● Given task
From the entries below, please gather each line containing the string "bottom".

* start *

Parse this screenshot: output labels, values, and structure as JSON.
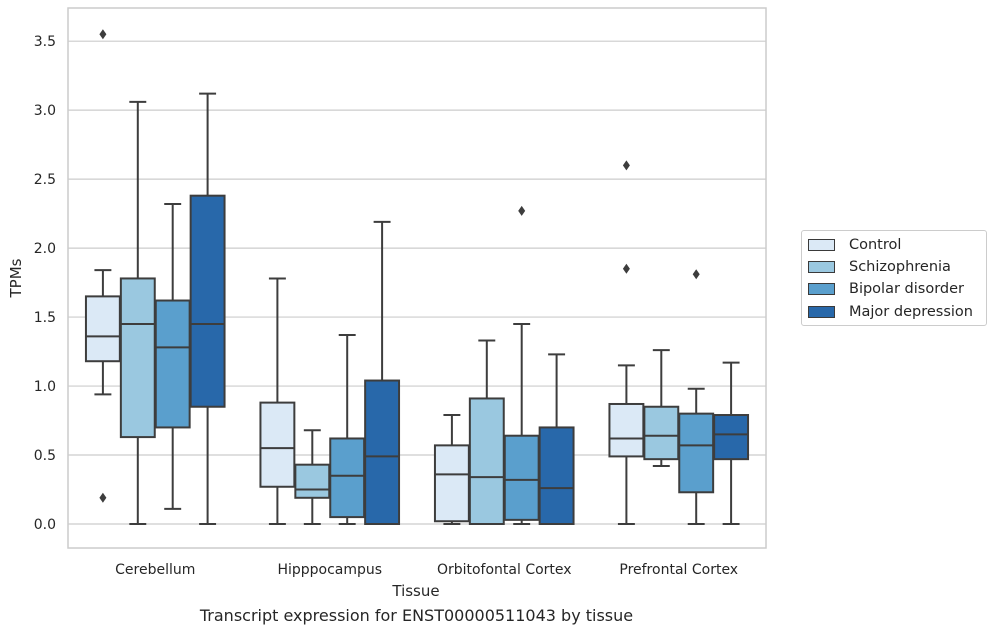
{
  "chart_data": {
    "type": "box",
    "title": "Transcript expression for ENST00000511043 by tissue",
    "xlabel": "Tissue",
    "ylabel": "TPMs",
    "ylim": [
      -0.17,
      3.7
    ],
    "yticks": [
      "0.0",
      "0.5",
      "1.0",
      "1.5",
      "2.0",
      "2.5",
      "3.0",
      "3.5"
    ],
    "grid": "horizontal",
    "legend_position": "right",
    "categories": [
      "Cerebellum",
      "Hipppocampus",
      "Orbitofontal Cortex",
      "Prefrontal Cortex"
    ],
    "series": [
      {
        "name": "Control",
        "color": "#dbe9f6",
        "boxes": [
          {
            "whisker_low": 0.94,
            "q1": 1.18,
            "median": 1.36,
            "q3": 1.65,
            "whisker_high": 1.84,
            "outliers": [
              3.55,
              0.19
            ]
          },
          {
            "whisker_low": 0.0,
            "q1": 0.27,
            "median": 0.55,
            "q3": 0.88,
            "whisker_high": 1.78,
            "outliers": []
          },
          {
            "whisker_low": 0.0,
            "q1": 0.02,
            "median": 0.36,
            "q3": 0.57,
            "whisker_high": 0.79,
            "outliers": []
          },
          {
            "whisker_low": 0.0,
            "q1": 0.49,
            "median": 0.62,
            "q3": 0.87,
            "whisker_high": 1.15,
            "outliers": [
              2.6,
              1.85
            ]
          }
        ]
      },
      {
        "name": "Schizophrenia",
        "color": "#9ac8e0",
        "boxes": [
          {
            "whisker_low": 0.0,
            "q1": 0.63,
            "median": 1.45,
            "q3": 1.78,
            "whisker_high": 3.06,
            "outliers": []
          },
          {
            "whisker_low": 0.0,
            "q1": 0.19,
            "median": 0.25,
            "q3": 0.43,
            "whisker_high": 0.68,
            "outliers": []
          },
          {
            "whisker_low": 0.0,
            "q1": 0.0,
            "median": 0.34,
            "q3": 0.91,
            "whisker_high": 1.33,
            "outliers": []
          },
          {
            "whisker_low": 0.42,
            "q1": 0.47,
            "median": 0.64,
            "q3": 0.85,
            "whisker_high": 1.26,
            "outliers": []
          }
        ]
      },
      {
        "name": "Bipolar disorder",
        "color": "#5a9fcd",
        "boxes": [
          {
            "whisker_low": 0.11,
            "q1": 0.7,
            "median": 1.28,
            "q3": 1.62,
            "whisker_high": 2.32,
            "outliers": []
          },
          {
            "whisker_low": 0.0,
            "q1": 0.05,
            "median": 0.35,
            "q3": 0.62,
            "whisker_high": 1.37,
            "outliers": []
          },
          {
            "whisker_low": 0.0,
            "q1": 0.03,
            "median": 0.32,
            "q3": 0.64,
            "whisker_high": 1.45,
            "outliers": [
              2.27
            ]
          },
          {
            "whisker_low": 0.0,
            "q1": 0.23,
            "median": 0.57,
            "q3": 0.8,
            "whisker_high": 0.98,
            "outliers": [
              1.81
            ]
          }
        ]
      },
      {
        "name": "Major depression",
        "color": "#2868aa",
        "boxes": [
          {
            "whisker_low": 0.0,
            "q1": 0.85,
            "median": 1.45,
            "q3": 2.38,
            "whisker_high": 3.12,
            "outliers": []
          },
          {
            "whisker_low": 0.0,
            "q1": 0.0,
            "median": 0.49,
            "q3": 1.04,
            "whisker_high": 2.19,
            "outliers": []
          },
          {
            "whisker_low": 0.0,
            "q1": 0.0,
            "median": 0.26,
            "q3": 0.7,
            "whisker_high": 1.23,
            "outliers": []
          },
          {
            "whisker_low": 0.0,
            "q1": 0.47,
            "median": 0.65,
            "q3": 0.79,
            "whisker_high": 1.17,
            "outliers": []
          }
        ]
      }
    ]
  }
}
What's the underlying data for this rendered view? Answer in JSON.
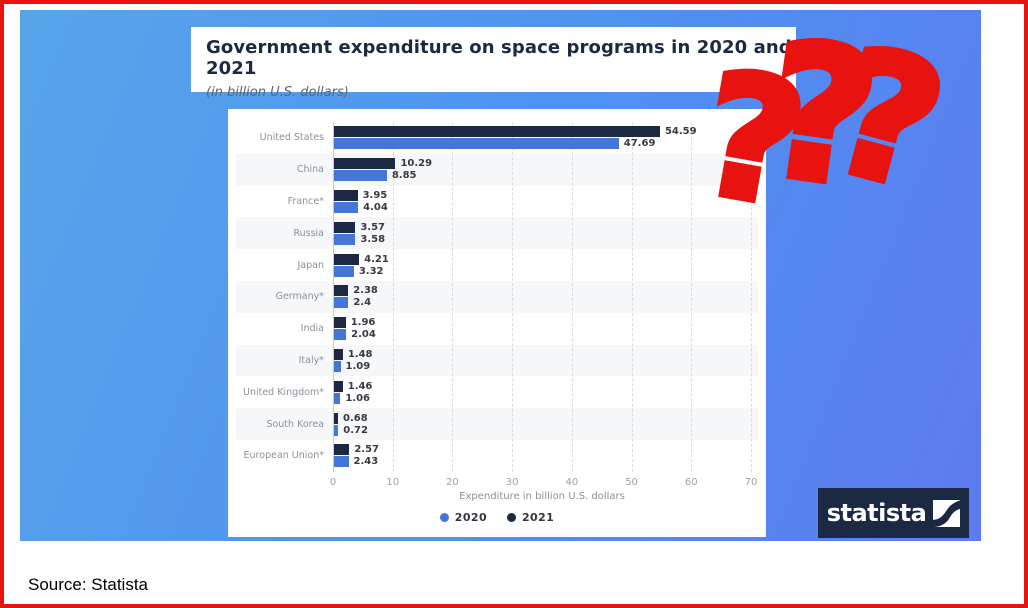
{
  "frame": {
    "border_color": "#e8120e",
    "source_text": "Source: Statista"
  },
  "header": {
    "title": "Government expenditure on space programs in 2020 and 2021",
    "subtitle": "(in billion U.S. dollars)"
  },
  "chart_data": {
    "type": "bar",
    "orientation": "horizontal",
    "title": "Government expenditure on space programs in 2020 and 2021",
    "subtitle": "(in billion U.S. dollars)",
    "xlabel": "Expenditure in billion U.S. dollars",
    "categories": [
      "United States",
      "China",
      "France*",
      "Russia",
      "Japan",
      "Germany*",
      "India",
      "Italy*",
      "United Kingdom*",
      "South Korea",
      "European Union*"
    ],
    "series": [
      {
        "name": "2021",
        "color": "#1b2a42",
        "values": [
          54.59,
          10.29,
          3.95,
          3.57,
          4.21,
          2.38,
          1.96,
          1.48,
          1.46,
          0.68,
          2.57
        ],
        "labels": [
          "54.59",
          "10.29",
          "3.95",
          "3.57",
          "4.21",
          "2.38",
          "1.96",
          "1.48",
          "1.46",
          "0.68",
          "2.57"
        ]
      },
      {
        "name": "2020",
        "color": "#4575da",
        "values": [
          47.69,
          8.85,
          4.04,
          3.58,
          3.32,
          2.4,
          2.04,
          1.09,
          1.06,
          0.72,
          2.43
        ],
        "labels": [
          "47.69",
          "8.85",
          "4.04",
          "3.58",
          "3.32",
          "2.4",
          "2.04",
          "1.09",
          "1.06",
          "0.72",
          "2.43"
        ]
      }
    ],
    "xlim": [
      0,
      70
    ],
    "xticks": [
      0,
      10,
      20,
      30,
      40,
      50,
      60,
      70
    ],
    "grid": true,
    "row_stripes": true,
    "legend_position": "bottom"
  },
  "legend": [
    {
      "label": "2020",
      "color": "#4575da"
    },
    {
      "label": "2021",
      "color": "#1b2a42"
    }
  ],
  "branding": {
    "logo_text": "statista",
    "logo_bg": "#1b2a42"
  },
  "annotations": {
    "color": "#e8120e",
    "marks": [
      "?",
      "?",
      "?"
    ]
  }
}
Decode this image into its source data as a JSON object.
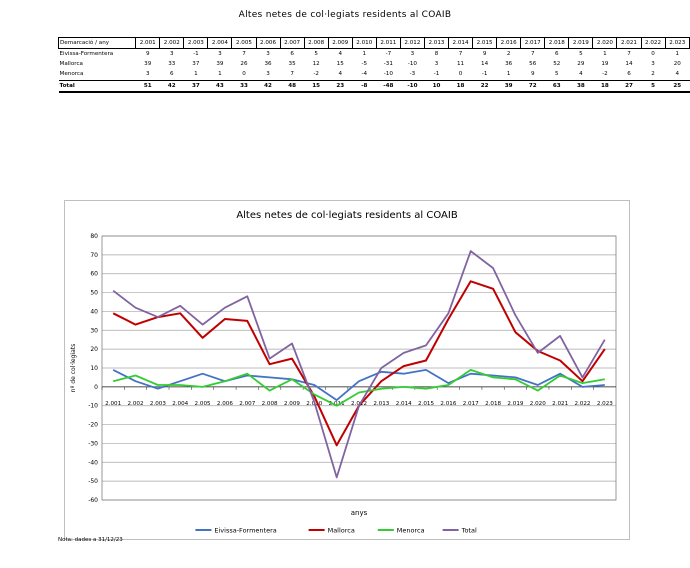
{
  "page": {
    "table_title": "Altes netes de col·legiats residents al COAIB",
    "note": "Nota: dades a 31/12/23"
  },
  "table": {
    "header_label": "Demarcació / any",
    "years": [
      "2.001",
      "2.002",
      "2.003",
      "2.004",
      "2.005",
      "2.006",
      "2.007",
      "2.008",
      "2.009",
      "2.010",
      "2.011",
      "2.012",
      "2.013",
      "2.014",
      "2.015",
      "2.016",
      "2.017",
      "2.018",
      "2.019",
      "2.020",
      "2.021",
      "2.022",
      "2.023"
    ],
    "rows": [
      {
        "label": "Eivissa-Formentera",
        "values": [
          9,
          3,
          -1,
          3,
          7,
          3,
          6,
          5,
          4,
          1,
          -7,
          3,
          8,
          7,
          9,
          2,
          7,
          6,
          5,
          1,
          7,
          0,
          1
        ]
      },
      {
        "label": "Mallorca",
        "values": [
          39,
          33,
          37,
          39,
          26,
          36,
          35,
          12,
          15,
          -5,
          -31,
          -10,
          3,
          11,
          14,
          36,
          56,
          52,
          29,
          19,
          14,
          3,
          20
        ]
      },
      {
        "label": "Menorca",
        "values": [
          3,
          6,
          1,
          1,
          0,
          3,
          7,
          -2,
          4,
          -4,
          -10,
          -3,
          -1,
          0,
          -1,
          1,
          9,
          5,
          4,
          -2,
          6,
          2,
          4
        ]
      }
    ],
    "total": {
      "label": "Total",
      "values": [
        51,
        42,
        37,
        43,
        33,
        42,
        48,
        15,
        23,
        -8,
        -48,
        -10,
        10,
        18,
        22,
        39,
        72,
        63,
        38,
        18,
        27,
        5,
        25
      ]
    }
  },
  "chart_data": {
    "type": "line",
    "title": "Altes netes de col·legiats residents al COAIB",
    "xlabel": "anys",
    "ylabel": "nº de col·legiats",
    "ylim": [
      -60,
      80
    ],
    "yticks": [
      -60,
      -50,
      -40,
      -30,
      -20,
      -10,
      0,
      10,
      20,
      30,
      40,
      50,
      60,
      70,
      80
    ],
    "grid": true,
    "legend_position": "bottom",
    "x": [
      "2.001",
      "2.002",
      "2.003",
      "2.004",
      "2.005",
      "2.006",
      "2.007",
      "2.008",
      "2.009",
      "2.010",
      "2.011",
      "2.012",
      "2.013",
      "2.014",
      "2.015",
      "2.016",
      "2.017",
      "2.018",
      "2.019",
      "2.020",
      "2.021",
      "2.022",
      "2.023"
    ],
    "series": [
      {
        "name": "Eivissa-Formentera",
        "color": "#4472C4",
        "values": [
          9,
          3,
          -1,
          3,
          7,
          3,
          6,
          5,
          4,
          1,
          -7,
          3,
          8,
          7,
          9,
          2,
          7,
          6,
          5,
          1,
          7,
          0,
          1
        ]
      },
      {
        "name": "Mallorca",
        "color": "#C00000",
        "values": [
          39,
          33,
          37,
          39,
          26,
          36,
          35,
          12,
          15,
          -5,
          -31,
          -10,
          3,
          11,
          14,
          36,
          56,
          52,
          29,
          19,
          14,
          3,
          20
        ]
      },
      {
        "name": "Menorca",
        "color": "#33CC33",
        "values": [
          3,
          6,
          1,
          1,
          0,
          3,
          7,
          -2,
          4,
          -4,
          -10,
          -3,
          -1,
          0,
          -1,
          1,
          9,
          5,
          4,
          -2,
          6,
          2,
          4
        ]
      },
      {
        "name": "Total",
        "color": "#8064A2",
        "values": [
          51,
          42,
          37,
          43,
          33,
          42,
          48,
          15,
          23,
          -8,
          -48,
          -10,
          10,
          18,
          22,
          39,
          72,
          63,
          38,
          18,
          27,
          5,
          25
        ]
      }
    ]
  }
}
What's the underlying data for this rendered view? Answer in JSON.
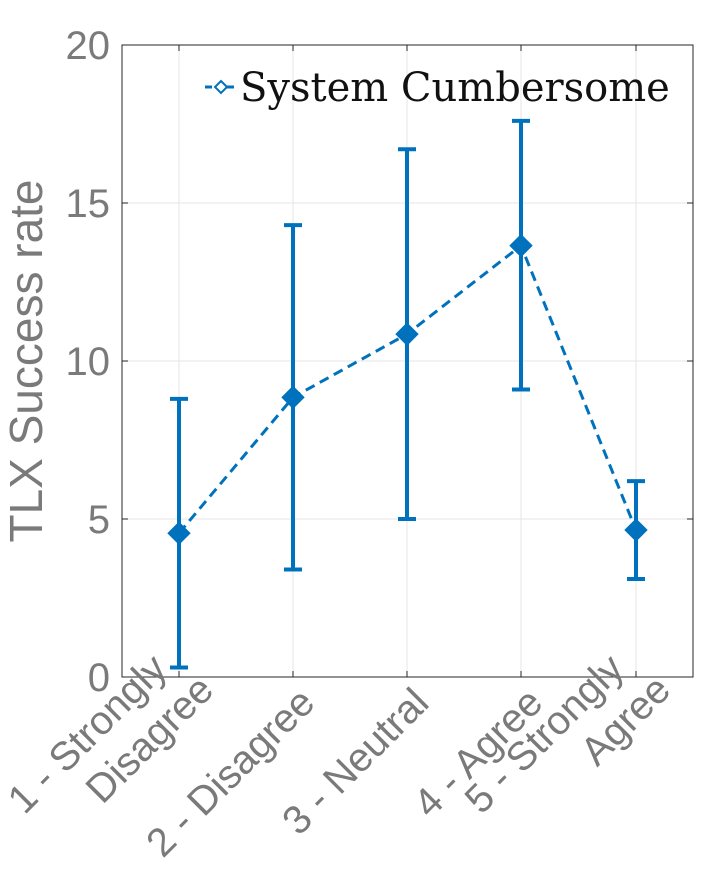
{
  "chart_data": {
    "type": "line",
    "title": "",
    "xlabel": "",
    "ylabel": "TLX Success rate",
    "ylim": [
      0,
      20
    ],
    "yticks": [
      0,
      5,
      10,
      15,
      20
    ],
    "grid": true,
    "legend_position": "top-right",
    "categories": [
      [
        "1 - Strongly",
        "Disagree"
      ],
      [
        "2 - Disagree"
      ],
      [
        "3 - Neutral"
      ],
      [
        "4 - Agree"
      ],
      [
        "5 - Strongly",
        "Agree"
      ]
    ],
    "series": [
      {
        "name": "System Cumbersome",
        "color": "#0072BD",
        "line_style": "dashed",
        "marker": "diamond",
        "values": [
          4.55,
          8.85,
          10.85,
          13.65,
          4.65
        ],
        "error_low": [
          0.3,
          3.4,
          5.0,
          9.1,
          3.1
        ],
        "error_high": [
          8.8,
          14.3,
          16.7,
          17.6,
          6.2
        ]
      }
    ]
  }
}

* end *

● Result for this exercise
    "legend_position": "bottom"
    "legend_position": "bottom",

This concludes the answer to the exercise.